Information given |
━━━━━━━━━━

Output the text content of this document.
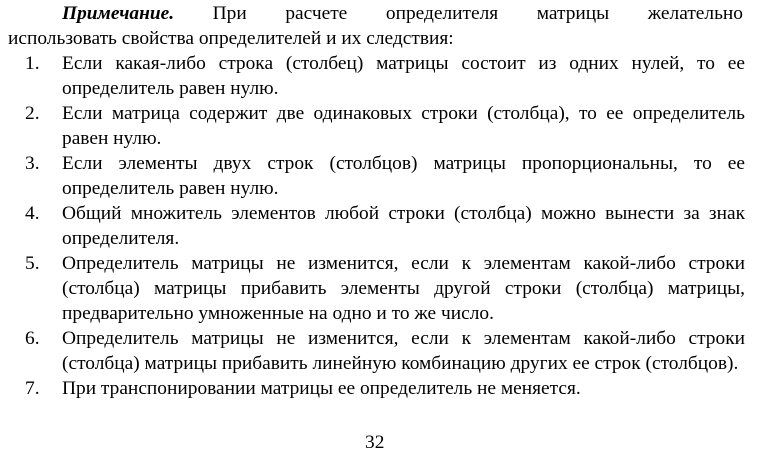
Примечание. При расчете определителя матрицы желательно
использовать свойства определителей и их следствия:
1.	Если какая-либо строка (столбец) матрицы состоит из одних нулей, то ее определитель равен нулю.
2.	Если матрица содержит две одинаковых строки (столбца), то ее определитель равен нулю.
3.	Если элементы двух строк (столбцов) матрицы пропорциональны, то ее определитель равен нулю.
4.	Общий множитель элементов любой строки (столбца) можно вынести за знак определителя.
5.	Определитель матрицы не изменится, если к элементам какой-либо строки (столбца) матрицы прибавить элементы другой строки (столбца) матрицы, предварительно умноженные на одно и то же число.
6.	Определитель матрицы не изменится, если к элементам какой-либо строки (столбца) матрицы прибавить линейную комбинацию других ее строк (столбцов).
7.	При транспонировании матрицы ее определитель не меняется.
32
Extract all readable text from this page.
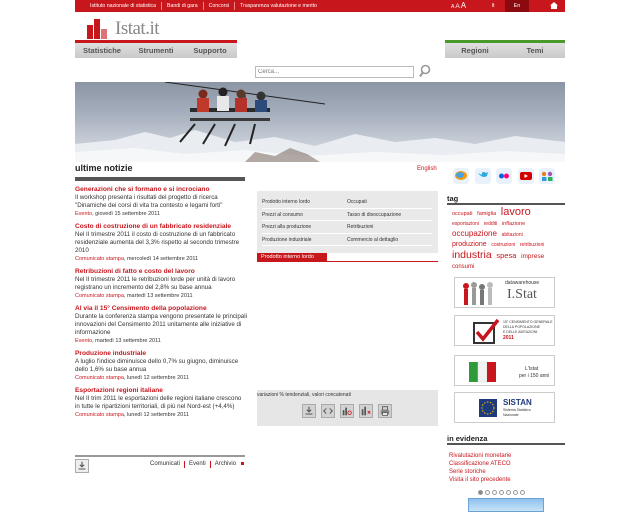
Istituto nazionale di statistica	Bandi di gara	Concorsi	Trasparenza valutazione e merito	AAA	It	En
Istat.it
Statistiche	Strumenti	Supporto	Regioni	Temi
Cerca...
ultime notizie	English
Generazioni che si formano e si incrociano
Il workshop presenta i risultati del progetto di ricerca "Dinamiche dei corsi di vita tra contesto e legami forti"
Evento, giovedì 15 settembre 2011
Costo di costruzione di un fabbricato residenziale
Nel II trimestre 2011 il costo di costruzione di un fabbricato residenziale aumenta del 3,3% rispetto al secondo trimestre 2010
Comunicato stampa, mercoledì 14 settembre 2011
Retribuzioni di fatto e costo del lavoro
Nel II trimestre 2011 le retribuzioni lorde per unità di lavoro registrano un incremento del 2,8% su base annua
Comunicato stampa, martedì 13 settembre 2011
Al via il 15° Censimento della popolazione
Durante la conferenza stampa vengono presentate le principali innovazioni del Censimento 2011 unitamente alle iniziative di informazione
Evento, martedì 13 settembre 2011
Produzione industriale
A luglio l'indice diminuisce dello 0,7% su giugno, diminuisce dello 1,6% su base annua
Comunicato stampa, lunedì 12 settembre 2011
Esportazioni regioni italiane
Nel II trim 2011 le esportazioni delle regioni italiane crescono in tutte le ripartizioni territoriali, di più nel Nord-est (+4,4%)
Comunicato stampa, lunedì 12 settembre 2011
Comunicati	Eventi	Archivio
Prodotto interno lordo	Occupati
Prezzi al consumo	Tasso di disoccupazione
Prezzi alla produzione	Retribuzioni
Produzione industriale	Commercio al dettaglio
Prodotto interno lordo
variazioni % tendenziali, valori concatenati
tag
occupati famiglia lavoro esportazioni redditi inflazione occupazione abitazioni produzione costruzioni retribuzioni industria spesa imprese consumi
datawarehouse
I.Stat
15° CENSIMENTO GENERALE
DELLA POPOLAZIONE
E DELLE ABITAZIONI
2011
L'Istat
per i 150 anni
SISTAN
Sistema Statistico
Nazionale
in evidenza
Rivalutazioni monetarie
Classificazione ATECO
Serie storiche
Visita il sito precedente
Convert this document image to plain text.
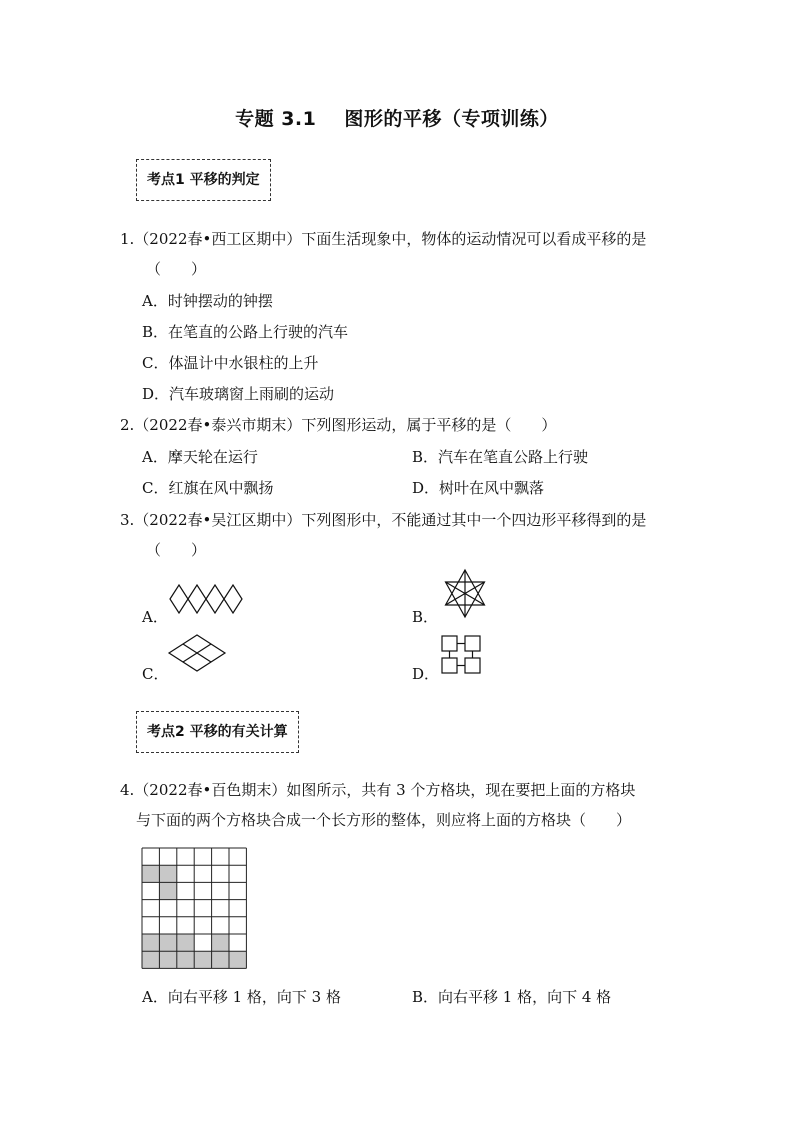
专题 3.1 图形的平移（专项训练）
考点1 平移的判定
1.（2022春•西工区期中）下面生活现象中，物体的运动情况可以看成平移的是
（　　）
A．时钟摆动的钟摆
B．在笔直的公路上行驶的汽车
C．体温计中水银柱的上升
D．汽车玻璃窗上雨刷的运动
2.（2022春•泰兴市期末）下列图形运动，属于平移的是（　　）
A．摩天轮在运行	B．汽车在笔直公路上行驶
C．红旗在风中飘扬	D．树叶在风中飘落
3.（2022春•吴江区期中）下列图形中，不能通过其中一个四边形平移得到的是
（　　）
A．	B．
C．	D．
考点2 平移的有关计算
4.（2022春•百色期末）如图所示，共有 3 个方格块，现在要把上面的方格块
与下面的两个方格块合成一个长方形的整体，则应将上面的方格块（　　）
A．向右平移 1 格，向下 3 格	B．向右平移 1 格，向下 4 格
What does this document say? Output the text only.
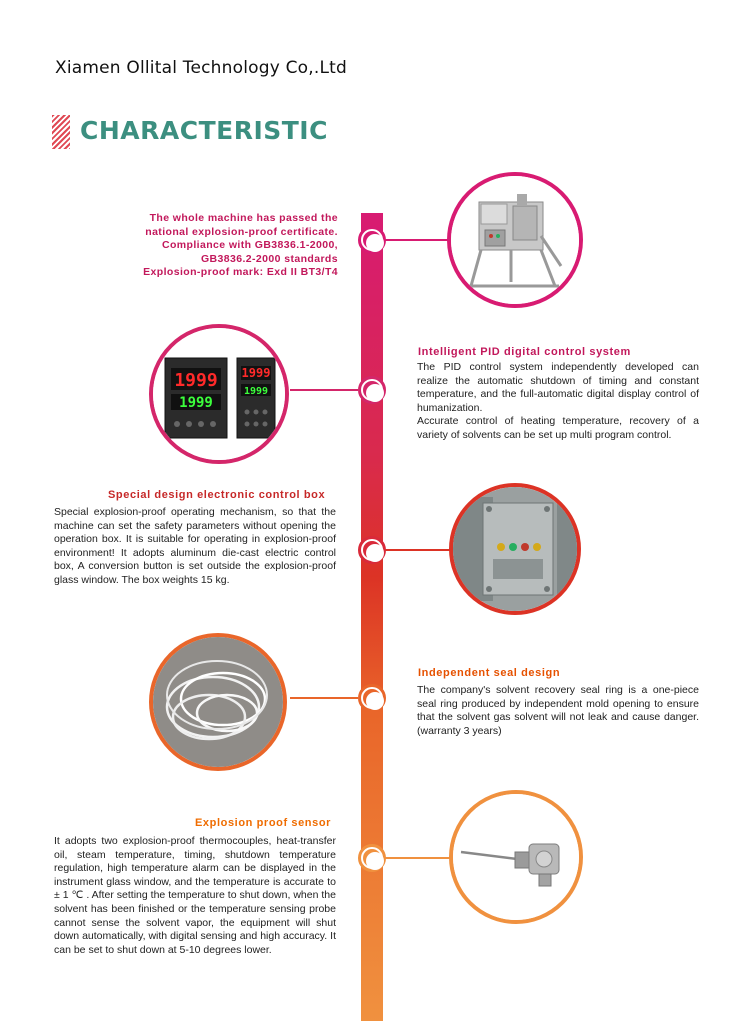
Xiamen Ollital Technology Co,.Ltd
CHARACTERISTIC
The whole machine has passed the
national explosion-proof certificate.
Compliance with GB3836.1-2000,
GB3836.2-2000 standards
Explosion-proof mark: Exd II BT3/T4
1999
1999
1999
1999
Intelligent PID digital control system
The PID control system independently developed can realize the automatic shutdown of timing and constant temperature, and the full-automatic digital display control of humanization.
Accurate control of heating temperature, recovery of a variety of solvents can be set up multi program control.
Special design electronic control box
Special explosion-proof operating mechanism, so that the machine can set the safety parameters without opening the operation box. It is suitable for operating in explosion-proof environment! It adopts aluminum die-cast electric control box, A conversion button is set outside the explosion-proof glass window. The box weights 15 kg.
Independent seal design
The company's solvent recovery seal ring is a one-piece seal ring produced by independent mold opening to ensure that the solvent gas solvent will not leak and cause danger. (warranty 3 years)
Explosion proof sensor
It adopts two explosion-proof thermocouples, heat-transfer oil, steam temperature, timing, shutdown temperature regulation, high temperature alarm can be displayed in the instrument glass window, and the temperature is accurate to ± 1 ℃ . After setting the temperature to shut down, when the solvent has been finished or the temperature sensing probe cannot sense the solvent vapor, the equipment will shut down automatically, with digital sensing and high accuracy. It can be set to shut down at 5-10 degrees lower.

━━━━━━━━━━

Write out all the entries word for word, but skip any images.

Output the text content of this document.
Примечание. При расчете определителя матрицы желательно
использовать свойства определителей и их следствия:
1.	Если какая-либо строка (столбец) матрицы состоит из одних нулей, то ее определитель равен нулю.
2.	Если матрица содержит две одинаковых строки (столбца), то ее определитель равен нулю.
3.	Если элементы двух строк (столбцов) матрицы пропорциональны, то ее определитель равен нулю.
4.	Общий множитель элементов любой строки (столбца) можно вынести за знак определителя.
5.	Определитель матрицы не изменится, если к элементам какой-либо строки (столбца) матрицы прибавить элементы другой строки (столбца) матрицы, предварительно умноженные на одно и то же число.
6.	Определитель матрицы не изменится, если к элементам какой-либо строки (столбца) матрицы прибавить линейную комбинацию других ее строк (столбцов).
7.	При транспонировании матрицы ее определитель не меняется.
32
Extract all readable text from this page.
Istituto nazionale di statistica	Bandi di gara	Concorsi	Trasparenza valutazione e merito	AAA	It	En
Istat.it
Statistiche	Strumenti	Supporto	Regioni	Temi
Cerca...
ultime notizie	English
Generazioni che si formano e si incrociano
Il workshop presenta i risultati del progetto di ricerca "Dinamiche dei corsi di vita tra contesto e legami forti"
Evento, giovedì 15 settembre 2011
Costo di costruzione di un fabbricato residenziale
Nel II trimestre 2011 il costo di costruzione di un fabbricato residenziale aumenta del 3,3% rispetto al secondo trimestre 2010
Comunicato stampa, mercoledì 14 settembre 2011
Retribuzioni di fatto e costo del lavoro
Nel II trimestre 2011 le retribuzioni lorde per unità di lavoro registrano un incremento del 2,8% su base annua
Comunicato stampa, martedì 13 settembre 2011
Al via il 15° Censimento della popolazione
Durante la conferenza stampa vengono presentate le principali innovazioni del Censimento 2011 unitamente alle iniziative di informazione
Evento, martedì 13 settembre 2011
Produzione industriale
A luglio l'indice diminuisce dello 0,7% su giugno, diminuisce dello 1,6% su base annua
Comunicato stampa, lunedì 12 settembre 2011
Esportazioni regioni italiane
Nel II trim 2011 le esportazioni delle regioni italiane crescono in tutte le ripartizioni territoriali, di più nel Nord-est (+4,4%)
Comunicato stampa, lunedì 12 settembre 2011
Comunicati	Eventi	Archivio
Prodotto interno lordo	Occupati
Prezzi al consumo	Tasso di disoccupazione
Prezzi alla produzione	Retribuzioni
Produzione industriale	Commercio al dettaglio
Prodotto interno lordo
variazioni % tendenziali, valori concatenati
tag
occupati famiglia lavoro esportazioni redditi inflazione occupazione abitazioni produzione costruzioni retribuzioni industria spesa imprese consumi
datawarehouse
I.Stat
15° CENSIMENTO GENERALE
DELLA POPOLAZIONE
E DELLE ABITAZIONI
2011
L'Istat
per i 150 anni
SISTAN
Sistema Statistico
Nazionale
in evidenza
Rivalutazioni monetarie
Classificazione ATECO
Serie storiche
Visita il sito precedente
Convert this document image to plain text.
专题 3.1 图形的平移（专项训练）
考点1 平移的判定
1.（2022春•西工区期中）下面生活现象中，物体的运动情况可以看成平移的是
（　　）
A．时钟摆动的钟摆
B．在笔直的公路上行驶的汽车
C．体温计中水银柱的上升
D．汽车玻璃窗上雨刷的运动
2.（2022春•泰兴市期末）下列图形运动，属于平移的是（　　）
A．摩天轮在运行	B．汽车在笔直公路上行驶
C．红旗在风中飘扬	D．树叶在风中飘落
3.（2022春•吴江区期中）下列图形中，不能通过其中一个四边形平移得到的是
（　　）
A．	B．
C．	D．
考点2 平移的有关计算
4.（2022春•百色期末）如图所示，共有 3 个方格块，现在要把上面的方格块
与下面的两个方格块合成一个长方形的整体，则应将上面的方格块（　　）
A．向右平移 1 格，向下 3 格	B．向右平移 1 格，向下 4 格
What does this document say? Output the text only.
Xiamen Ollital Technology Co,.Ltd
CHARACTERISTIC
The whole machine has passed the
national explosion-proof certificate.
Compliance with GB3836.1-2000,
GB3836.2-2000 standards
Explosion-proof mark: Exd II BT3/T4
1999
1999
1999
1999
Intelligent PID digital control system
The PID control system independently developed can realize the automatic shutdown of timing and constant temperature, and the full-automatic digital display control of humanization.
Accurate control of heating temperature, recovery of a variety of solvents can be set up multi program control.
Special design electronic control box
Special explosion-proof operating mechanism, so that the machine can set the safety parameters without opening the operation box. It is suitable for operating in explosion-proof environment! It adopts aluminum die-cast electric control box, A conversion button is set outside the explosion-proof glass window. The box weights 15 kg.
Independent seal design
The company's solvent recovery seal ring is a one-piece seal ring produced by independent mold opening to ensure that the solvent gas solvent will not leak and cause danger. (warranty 3 years)
Explosion proof sensor
It adopts two explosion-proof thermocouples, heat-transfer oil, steam temperature, timing, shutdown temperature regulation, high temperature alarm can be displayed in the instrument glass window, and the temperature is accurate to ± 1 ℃ . After setting the temperature to shut down, when the solvent has been finished or the temperature sensing probe cannot sense the solvent vapor, the equipment will shut down automatically, with digital sensing and high accuracy. It can be set to shut down at 5-10 degrees lower.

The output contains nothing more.